→ Work required
Write out every line of the material below, character for character, without changing anything.

::: Data supplied

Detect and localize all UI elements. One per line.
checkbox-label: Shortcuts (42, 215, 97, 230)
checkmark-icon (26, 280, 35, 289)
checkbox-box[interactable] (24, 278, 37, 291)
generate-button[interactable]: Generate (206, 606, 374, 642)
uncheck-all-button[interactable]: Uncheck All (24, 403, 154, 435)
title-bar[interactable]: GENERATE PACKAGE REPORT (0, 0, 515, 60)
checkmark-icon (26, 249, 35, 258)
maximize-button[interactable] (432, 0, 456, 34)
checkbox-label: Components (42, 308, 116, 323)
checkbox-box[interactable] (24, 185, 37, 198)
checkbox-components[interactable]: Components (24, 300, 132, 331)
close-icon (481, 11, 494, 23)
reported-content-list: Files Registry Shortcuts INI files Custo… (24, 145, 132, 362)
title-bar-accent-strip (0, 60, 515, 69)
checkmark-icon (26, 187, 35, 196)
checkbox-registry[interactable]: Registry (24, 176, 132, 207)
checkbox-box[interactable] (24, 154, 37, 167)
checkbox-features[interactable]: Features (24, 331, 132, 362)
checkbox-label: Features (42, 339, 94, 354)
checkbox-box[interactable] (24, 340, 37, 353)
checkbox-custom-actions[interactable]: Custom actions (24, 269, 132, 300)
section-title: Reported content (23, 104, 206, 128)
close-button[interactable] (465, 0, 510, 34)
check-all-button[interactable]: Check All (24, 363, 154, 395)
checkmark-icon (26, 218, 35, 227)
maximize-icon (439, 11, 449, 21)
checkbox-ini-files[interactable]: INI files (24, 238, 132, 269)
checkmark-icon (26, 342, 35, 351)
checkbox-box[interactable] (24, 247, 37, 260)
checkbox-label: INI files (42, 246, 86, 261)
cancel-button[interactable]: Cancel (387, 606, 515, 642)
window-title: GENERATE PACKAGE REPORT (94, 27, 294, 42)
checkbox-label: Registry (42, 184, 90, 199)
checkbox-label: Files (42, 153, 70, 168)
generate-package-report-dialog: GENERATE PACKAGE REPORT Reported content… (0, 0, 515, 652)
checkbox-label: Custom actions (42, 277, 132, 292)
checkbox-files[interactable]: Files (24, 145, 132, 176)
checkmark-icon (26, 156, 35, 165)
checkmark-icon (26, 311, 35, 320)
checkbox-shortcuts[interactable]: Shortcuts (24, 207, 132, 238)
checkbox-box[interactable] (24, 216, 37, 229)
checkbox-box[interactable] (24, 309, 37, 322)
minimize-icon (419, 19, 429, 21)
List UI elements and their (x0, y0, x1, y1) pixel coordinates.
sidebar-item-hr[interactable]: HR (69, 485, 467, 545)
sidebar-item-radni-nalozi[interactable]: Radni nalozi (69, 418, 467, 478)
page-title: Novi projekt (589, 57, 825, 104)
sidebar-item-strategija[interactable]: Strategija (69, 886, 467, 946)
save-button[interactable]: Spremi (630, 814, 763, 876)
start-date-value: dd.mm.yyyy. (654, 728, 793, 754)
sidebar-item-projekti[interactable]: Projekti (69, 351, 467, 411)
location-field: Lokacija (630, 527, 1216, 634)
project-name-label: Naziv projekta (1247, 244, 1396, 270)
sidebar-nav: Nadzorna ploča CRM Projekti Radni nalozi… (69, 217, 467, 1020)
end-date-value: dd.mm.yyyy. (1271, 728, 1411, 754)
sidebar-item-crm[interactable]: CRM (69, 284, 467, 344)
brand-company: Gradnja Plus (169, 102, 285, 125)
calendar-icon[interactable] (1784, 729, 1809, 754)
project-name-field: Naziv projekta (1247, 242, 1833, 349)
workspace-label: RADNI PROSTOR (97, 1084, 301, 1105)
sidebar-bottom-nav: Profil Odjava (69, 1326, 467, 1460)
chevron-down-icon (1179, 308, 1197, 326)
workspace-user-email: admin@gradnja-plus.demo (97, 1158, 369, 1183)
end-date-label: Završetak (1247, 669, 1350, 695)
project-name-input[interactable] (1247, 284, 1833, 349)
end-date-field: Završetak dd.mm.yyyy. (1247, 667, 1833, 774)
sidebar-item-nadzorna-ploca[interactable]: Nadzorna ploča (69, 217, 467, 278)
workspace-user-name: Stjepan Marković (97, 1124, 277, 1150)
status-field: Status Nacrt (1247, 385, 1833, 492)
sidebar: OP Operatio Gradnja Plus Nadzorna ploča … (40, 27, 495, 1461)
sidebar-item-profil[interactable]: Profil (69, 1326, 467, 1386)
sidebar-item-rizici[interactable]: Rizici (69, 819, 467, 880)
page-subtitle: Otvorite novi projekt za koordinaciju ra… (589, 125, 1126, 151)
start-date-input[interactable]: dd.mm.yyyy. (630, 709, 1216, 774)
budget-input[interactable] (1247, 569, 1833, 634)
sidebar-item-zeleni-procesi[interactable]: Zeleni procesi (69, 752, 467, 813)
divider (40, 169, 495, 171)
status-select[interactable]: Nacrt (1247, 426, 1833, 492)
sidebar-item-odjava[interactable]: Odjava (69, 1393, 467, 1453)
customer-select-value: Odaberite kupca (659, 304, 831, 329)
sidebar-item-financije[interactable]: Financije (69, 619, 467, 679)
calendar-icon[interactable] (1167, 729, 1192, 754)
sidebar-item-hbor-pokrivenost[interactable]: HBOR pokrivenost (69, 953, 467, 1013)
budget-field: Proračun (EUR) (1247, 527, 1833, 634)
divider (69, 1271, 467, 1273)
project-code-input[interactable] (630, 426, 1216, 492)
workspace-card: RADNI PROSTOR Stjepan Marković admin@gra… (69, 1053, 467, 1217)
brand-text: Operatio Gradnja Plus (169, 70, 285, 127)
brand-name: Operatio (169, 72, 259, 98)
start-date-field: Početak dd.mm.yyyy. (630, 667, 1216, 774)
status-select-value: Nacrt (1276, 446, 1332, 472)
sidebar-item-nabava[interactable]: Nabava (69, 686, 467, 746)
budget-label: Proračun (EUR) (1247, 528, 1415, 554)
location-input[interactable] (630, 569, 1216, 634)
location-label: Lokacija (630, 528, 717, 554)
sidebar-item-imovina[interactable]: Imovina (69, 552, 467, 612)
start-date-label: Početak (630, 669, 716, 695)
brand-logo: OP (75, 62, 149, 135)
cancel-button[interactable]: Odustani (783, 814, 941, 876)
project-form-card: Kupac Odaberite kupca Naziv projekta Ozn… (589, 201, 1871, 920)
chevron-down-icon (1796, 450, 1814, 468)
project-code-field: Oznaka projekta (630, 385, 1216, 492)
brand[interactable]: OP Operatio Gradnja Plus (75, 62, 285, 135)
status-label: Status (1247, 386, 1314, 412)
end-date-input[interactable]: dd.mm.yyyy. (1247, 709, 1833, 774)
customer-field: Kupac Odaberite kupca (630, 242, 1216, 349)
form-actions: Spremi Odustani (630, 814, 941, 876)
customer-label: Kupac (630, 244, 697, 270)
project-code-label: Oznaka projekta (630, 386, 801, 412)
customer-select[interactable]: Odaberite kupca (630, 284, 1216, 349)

::::::

→ Finished exercise
Detect and localize all UI elements. One per line.
checkbox-label: Shortcuts (42, 215, 97, 230)
checkmark-icon (26, 280, 35, 289)
checkbox-box[interactable] (24, 278, 37, 291)
generate-button[interactable]: Generate (206, 606, 374, 642)
uncheck-all-button[interactable]: Uncheck All (24, 403, 154, 435)
title-bar[interactable]: GENERATE PACKAGE REPORT (0, 0, 515, 60)
checkmark-icon (26, 249, 35, 258)
maximize-button[interactable] (432, 0, 456, 34)
checkbox-label: Components (42, 308, 116, 323)
checkbox-box[interactable] (24, 185, 37, 198)
checkbox-components[interactable]: Components (24, 300, 132, 331)
close-icon (481, 11, 494, 23)
reported-content-list: Files Registry Shortcuts INI files Custo… (24, 145, 132, 362)
title-bar-accent-strip (0, 60, 515, 69)
checkmark-icon (26, 187, 35, 196)
checkbox-registry[interactable]: Registry (24, 176, 132, 207)
checkbox-box[interactable] (24, 154, 37, 167)
checkbox-features[interactable]: Features (24, 331, 132, 362)
checkbox-label: Features (42, 339, 94, 354)
checkbox-box[interactable] (24, 340, 37, 353)
checkbox-custom-actions[interactable]: Custom actions (24, 269, 132, 300)
section-title: Reported content (23, 104, 206, 128)
close-button[interactable] (465, 0, 510, 34)
check-all-button[interactable]: Check All (24, 363, 154, 395)
checkmark-icon (26, 218, 35, 227)
maximize-icon (439, 11, 449, 21)
checkbox-ini-files[interactable]: INI files (24, 238, 132, 269)
checkmark-icon (26, 342, 35, 351)
checkbox-box[interactable] (24, 247, 37, 260)
checkbox-label: INI files (42, 246, 86, 261)
cancel-button[interactable]: Cancel (387, 606, 515, 642)
window-title: GENERATE PACKAGE REPORT (94, 27, 294, 42)
checkbox-label: Registry (42, 184, 90, 199)
checkbox-label: Files (42, 153, 70, 168)
generate-package-report-dialog: GENERATE PACKAGE REPORT Reported content… (0, 0, 515, 652)
checkbox-label: Custom actions (42, 277, 132, 292)
checkbox-files[interactable]: Files (24, 145, 132, 176)
checkmark-icon (26, 156, 35, 165)
checkmark-icon (26, 311, 35, 320)
checkbox-shortcuts[interactable]: Shortcuts (24, 207, 132, 238)
checkbox-box[interactable] (24, 216, 37, 229)
checkbox-box[interactable] (24, 309, 37, 322)
minimize-icon (419, 19, 429, 21)
List UI elements and their (x0, y0, x1, y1) pixel coordinates.
sidebar-item-hr[interactable]: HR (69, 485, 467, 545)
sidebar-item-radni-nalozi[interactable]: Radni nalozi (69, 418, 467, 478)
page-title: Novi projekt (589, 57, 825, 104)
sidebar-item-strategija[interactable]: Strategija (69, 886, 467, 946)
save-button[interactable]: Spremi (630, 814, 763, 876)
start-date-value: dd.mm.yyyy. (654, 728, 793, 754)
sidebar-item-projekti[interactable]: Projekti (69, 351, 467, 411)
location-field: Lokacija (630, 527, 1216, 634)
project-name-label: Naziv projekta (1247, 244, 1396, 270)
sidebar-nav: Nadzorna ploča CRM Projekti Radni nalozi… (69, 217, 467, 1020)
end-date-value: dd.mm.yyyy. (1271, 728, 1411, 754)
sidebar-item-crm[interactable]: CRM (69, 284, 467, 344)
brand-company: Gradnja Plus (169, 102, 285, 125)
calendar-icon[interactable] (1784, 729, 1809, 754)
project-name-field: Naziv projekta (1247, 242, 1833, 349)
workspace-label: RADNI PROSTOR (97, 1084, 301, 1105)
sidebar-bottom-nav: Profil Odjava (69, 1326, 467, 1460)
chevron-down-icon (1179, 308, 1197, 326)
workspace-user-email: admin@gradnja-plus.demo (97, 1158, 369, 1183)
end-date-label: Završetak (1247, 669, 1350, 695)
project-name-input[interactable] (1247, 284, 1833, 349)
end-date-field: Završetak dd.mm.yyyy. (1247, 667, 1833, 774)
sidebar-item-nadzorna-ploca[interactable]: Nadzorna ploča (69, 217, 467, 278)
workspace-user-name: Stjepan Marković (97, 1124, 277, 1150)
status-field: Status Nacrt (1247, 385, 1833, 492)
sidebar: OP Operatio Gradnja Plus Nadzorna ploča … (40, 27, 495, 1461)
sidebar-item-profil[interactable]: Profil (69, 1326, 467, 1386)
sidebar-item-rizici[interactable]: Rizici (69, 819, 467, 880)
page-subtitle: Otvorite novi projekt za koordinaciju ra… (589, 125, 1126, 151)
start-date-input[interactable]: dd.mm.yyyy. (630, 709, 1216, 774)
budget-input[interactable] (1247, 569, 1833, 634)
sidebar-item-zeleni-procesi[interactable]: Zeleni procesi (69, 752, 467, 813)
divider (40, 169, 495, 171)
status-select[interactable]: Nacrt (1247, 426, 1833, 492)
sidebar-item-odjava[interactable]: Odjava (69, 1393, 467, 1453)
customer-select-value: Odaberite kupca (659, 304, 831, 329)
sidebar-item-financije[interactable]: Financije (69, 619, 467, 679)
calendar-icon[interactable] (1167, 729, 1192, 754)
sidebar-item-hbor-pokrivenost[interactable]: HBOR pokrivenost (69, 953, 467, 1013)
budget-field: Proračun (EUR) (1247, 527, 1833, 634)
divider (69, 1271, 467, 1273)
project-code-input[interactable] (630, 426, 1216, 492)
workspace-card: RADNI PROSTOR Stjepan Marković admin@gra… (69, 1053, 467, 1217)
brand-text: Operatio Gradnja Plus (169, 70, 285, 127)
brand-name: Operatio (169, 72, 259, 98)
start-date-field: Početak dd.mm.yyyy. (630, 667, 1216, 774)
status-select-value: Nacrt (1276, 446, 1332, 472)
sidebar-item-nabava[interactable]: Nabava (69, 686, 467, 746)
budget-label: Proračun (EUR) (1247, 528, 1415, 554)
location-input[interactable] (630, 569, 1216, 634)
location-label: Lokacija (630, 528, 717, 554)
sidebar-item-imovina[interactable]: Imovina (69, 552, 467, 612)
start-date-label: Početak (630, 669, 716, 695)
brand-logo: OP (75, 62, 149, 135)
cancel-button[interactable]: Odustani (783, 814, 941, 876)
project-form-card: Kupac Odaberite kupca Naziv projekta Ozn… (589, 201, 1871, 920)
chevron-down-icon (1796, 450, 1814, 468)
project-code-field: Oznaka projekta (630, 385, 1216, 492)
brand[interactable]: OP Operatio Gradnja Plus (75, 62, 285, 135)
status-label: Status (1247, 386, 1314, 412)
end-date-input[interactable]: dd.mm.yyyy. (1247, 709, 1833, 774)
customer-field: Kupac Odaberite kupca (630, 242, 1216, 349)
form-actions: Spremi Odustani (630, 814, 941, 876)
customer-label: Kupac (630, 244, 697, 270)
project-code-label: Oznaka projekta (630, 386, 801, 412)
customer-select[interactable]: Odaberite kupca (630, 284, 1216, 349)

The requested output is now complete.